# [Excerpt to read]
Primary, Backup are used in hot standby scenario, where one server is the primary production server and another one is the hot standby backup. Both servers are connected with a high speed low latency interconnect hardware (such as Infiniband or myrinet). Message communications are synchronized from primary server to backup server on a transactional basis.
Note "Hot Standby" and "Recovery" are different, altough they are both part of fail over measures. When the server process crashes, if the server has a "Hot Standby" node, that node may be switch to production mode immediately. The service will be less disrupted in that way. However if the server dos not have a "Hot Standby" node, the service process will be restarted and "Recovery" will be performed to reconstruct the business logic.
RemoteCache is used in remote synchronization application such as our real-time monitoring tool "RTAnalyzer", or user designed applications. The difference between a RemoteCache and Hot Standby application is that they have different requirement for "quality of service".
IFIXEngineMessageHandler is a simple interface. Along with the "status" parameter and FIXEngine.EngineRole property, QWFIX is able to handle all application scenarios with that simple interface.
First of all, application can send FIX message through a FIX session by calling FIXSession.SendMessage, from any thread.
When the QWFIX runtime receives a FIX message, OnMessageReceived will be triggered. The FIXMessage passed to OnMessageReceived contains plenty of information, including Direction, MessageSchema and SessionPersistence. Other information such as FIXSession or FIXEngine can be retrieved indirectly through SessionPersistence.
Note OnMessageSent will only be triggered during recovery, in hot standby backup server or remote synchronization applications. It will not be triggered when FIXSession.SendMessage is called (because you know you sent a message already).
IFIXEngineMessageHandler allows application register different listeners for different message types. It allows multiple different applications share the same FIX session without even knowing the existence of the the others.
What if something goes wrong and the message got rejected? Which message handler is going to handle the reject message? In QWFIX, once a session Reject (or BusinessMessageReject) message is received, the run-time tries to retrieve the original message that was rejected throug the value of "RefSeqNum" of the reject message. It then send the reject to the handler of the original message to process.
So expect your message handler to process "Reject" and "BusinessMessageReject" messages as well, even though they are not explicitly included.
Different Between "Reject" and "BusinessMessageReject" Message Handling
QWFIX run-time handles "Reject" and "BusinessMessageReject" messages in slightly different ways.
The outgoing "Reject" message is generated in the session level automatically. Application will never have a chance to see the incoming message that triggered the outgoing "Reject" message. So only the incoming "Reject" messages can be processed by the application.
The "BusinessMessageReject" message is generated by the application based on its business logic. Not only the incoming "BusinessMessageReject" can be processed by application code, the outgoing "BusinessMessageReject" message will be processed by the message handler during the recovery time as well.

# [Data records]
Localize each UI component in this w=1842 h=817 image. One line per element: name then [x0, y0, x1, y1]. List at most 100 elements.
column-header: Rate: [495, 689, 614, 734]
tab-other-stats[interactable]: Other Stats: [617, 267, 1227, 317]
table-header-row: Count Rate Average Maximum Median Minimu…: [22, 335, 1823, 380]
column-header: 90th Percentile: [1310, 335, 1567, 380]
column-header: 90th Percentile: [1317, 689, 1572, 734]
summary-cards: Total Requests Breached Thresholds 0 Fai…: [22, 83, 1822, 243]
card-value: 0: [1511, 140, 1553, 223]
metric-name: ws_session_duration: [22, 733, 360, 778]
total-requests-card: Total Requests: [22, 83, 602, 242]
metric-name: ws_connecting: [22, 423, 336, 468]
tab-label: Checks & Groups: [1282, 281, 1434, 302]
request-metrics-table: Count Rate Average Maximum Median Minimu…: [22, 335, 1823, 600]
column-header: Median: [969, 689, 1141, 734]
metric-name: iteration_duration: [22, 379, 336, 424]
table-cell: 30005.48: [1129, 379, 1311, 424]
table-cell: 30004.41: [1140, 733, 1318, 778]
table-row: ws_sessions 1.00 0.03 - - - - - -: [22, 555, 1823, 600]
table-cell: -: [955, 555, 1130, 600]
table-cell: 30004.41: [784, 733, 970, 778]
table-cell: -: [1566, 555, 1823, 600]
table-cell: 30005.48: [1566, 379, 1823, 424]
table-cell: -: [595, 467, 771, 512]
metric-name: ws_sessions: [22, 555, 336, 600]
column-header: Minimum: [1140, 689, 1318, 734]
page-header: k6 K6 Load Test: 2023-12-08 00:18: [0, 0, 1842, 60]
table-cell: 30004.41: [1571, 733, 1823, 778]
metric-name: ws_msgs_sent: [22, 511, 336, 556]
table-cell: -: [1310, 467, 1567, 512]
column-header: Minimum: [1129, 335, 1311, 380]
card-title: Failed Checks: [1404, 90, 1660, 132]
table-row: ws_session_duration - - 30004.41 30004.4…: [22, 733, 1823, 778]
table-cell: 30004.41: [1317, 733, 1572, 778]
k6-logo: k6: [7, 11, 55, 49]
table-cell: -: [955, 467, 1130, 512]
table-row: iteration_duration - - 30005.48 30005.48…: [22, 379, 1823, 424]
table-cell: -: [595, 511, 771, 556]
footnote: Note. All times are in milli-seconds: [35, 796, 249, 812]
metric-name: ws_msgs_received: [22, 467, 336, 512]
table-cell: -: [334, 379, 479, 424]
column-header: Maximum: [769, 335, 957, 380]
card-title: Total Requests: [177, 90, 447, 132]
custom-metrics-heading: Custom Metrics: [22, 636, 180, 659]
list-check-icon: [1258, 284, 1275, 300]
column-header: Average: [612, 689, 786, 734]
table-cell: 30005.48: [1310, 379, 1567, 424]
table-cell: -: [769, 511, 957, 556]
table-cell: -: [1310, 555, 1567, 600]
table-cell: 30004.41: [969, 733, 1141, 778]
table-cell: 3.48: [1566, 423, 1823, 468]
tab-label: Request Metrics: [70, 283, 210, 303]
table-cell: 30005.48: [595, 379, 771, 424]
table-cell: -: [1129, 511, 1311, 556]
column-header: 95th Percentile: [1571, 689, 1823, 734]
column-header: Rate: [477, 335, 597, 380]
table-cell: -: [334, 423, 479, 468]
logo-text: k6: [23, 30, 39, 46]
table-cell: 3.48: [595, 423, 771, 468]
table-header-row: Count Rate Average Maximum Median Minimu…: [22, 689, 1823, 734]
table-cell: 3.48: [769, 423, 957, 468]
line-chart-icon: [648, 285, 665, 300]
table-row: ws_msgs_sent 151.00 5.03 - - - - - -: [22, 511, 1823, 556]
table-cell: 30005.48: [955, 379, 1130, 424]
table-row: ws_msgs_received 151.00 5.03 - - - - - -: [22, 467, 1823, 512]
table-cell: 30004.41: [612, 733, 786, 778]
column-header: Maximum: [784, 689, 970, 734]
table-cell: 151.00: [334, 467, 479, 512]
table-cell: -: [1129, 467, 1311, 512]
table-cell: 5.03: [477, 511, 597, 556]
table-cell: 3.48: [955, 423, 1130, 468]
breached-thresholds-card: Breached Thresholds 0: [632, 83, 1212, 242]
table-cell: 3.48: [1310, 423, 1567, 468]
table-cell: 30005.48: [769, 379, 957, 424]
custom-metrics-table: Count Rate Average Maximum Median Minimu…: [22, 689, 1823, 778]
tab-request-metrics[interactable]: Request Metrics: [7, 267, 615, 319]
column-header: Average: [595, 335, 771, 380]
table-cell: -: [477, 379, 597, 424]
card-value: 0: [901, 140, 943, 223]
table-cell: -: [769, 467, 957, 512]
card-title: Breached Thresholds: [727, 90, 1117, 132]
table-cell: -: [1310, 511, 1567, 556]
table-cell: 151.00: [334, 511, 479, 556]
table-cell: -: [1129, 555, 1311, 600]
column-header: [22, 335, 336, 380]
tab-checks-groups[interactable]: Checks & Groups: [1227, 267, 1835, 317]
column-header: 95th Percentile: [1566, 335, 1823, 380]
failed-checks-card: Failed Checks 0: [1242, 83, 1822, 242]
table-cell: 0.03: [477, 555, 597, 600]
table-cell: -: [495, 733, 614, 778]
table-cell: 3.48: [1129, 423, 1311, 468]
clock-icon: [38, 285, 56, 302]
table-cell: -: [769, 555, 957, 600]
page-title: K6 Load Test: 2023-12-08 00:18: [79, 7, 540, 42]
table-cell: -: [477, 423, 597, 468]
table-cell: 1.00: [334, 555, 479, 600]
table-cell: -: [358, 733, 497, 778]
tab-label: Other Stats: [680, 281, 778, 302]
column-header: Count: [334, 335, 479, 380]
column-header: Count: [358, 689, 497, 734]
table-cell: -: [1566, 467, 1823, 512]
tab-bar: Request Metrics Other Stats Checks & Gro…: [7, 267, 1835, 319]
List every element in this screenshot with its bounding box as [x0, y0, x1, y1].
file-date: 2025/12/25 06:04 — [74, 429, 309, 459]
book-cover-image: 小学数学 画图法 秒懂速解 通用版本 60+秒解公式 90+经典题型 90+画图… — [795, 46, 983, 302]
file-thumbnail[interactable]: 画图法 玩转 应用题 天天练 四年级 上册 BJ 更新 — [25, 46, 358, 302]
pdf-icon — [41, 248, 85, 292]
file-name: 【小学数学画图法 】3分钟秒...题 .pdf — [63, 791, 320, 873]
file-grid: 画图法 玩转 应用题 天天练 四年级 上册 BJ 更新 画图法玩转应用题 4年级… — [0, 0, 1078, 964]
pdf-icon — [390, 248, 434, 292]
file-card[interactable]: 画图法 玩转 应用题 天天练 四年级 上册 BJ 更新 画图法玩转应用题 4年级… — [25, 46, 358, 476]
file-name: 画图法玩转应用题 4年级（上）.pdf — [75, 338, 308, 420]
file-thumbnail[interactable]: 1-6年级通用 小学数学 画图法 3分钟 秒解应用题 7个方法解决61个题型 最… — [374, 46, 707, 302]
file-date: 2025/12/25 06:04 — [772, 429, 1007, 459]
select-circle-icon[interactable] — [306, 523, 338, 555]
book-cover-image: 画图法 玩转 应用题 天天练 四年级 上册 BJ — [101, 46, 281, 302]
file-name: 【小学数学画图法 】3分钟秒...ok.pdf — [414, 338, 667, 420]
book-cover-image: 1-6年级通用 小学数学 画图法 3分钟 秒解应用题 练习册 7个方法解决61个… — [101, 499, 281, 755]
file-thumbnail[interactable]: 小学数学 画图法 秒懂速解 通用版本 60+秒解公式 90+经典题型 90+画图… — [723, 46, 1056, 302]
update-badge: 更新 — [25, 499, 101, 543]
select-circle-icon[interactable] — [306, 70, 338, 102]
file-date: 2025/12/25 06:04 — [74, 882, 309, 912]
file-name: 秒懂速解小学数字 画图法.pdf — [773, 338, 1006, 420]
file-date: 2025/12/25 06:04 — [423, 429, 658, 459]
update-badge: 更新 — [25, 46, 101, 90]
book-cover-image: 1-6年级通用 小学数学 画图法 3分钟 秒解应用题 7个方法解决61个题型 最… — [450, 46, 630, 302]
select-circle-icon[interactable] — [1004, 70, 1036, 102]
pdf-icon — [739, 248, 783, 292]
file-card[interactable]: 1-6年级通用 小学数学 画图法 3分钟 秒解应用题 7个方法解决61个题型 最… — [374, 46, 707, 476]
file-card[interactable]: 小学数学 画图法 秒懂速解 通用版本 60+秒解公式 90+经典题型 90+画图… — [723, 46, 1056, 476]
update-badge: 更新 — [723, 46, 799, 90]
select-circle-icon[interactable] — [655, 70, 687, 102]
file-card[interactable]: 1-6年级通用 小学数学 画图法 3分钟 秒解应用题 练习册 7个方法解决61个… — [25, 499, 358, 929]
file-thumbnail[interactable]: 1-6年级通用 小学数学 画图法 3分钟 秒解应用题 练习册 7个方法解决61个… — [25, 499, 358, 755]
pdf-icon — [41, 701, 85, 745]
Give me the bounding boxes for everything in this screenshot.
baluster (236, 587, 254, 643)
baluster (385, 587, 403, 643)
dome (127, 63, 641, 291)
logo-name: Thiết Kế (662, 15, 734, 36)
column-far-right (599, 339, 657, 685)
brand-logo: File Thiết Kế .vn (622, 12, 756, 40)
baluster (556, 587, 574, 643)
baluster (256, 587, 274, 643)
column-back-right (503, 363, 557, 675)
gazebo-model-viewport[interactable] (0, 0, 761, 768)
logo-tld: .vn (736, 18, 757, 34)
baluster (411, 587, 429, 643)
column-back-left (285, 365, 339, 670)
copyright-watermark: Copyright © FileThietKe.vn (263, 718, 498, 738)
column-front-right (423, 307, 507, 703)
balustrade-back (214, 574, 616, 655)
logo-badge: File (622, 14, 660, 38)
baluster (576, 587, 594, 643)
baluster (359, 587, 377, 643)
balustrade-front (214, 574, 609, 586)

# [What is expected]
Restate everything in the QWFIX message handling text from "IFIXEngineMessageHandler allows application" down to "the the others.", substituting "callbacks" for "listeners".

# [Output below]
IFIXEngineMessageHandler allows application register different callbacks for different message types. It allows multiple different applications share the same FIX session without even knowing the existence of the the others.